EXERCISE BRIEF: How many of the lines below hold the word "Carney"? Answer only with the number.

* Begin INFORMATION GIVEN *

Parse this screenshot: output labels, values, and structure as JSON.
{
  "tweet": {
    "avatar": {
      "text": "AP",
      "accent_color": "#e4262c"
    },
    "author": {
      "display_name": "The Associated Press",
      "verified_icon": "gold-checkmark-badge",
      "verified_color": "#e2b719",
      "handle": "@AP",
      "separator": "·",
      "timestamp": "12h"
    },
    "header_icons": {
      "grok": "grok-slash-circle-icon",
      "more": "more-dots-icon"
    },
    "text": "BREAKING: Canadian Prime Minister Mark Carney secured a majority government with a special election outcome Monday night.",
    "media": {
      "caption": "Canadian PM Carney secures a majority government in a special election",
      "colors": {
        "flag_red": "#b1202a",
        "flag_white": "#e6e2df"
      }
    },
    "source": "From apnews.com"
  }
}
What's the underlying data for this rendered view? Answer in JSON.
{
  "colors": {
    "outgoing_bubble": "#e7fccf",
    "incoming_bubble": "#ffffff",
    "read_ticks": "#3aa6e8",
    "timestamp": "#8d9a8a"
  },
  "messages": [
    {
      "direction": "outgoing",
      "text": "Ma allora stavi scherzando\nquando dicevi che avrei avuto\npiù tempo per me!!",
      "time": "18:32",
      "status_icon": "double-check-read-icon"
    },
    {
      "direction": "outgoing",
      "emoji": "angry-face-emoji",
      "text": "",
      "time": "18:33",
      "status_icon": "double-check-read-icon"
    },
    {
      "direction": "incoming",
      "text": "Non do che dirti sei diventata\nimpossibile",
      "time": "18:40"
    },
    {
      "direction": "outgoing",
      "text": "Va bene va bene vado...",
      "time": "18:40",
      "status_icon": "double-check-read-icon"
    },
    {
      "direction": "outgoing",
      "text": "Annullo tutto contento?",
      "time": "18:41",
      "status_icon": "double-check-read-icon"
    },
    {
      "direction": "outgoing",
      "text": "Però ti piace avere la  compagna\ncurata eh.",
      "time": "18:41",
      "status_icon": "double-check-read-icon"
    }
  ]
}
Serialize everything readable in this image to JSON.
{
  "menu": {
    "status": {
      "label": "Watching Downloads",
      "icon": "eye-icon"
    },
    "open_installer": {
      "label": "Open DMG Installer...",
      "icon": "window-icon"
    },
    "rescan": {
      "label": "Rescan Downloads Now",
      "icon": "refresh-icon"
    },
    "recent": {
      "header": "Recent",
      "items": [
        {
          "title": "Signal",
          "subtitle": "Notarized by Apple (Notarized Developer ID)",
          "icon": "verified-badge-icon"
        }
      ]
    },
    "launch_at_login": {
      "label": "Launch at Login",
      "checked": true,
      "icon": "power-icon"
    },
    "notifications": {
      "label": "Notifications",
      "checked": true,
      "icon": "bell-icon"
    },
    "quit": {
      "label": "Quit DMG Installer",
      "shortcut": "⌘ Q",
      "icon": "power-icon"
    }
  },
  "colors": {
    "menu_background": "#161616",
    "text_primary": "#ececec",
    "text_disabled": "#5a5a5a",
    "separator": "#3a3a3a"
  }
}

* End INFORMATION GIVEN *

THE OUTPUT: 2